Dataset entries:
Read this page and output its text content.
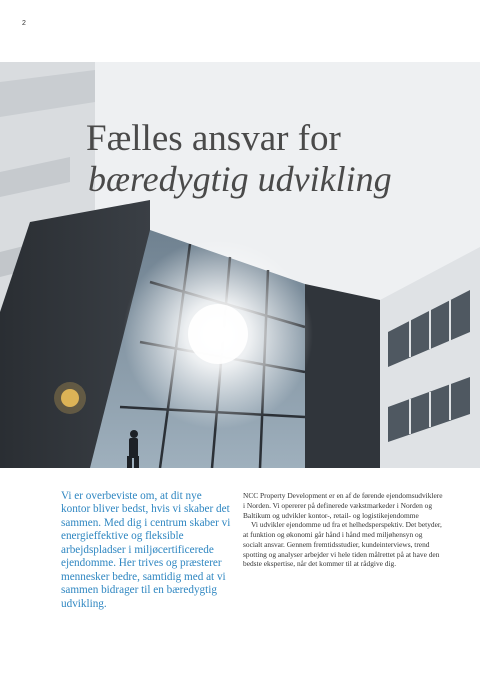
2
Fælles ansvar for
bæredygtig udvikling
Vi er overbeviste om, at dit nye kontor bliver bedst, hvis vi skaber det sammen. Med dig i centrum skaber vi energieffektive og fleksible arbejdspladser i miljøcertificerede ejendomme. Her trives og præsterer mennesker bedre, samtidig med at vi sammen bidrager til en bæredygtig udvikling.

NCC Property Development er en af de førende ejendomsudviklere i Norden. Vi opererer på definerede vækstmarkeder i Norden og Baltikum og udvikler kontor-, retail- og logistikejendomme

Vi udvikler ejendomme ud fra et helhedsperspektiv. Det betyder, at funktion og økonomi går hånd i hånd med miljøhensyn og socialt ansvar. Gennem fremtidsstudier, kundeinterviews, trend spotting og analyser arbejder vi hele tiden målrettet på at have den bedste ekspertise, når det kommer til at rådgive dig.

◆ **WORK REQUIRED**
Reproduce the full listing faithfully, but do not carry over any pictures.

◆ **SOLUTION BELOW**
Read this page and output its text content.
2
Fælles ansvar for
bæredygtig udvikling
Vi er overbeviste om, at dit nye kontor bliver bedst, hvis vi skaber det sammen. Med dig i centrum skaber vi energieffektive og fleksible arbejdspladser i miljøcertificerede ejendomme. Her trives og præsterer mennesker bedre, samtidig med at vi sammen bidrager til en bæredygtig udvikling.

NCC Property Development er en af de førende ejendomsudviklere i Norden. Vi opererer på definerede vækstmarkeder i Norden og Baltikum og udvikler kontor-, retail- og logistikejendomme

Vi udvikler ejendomme ud fra et helhedsperspektiv. Det betyder, at funktion og økonomi går hånd i hånd med miljøhensyn og socialt ansvar. Gennem fremtidsstudier, kundeinterviews, trend spotting og analyser arbejder vi hele tiden målrettet på at have den bedste ekspertise, når det kommer til at rådgive dig.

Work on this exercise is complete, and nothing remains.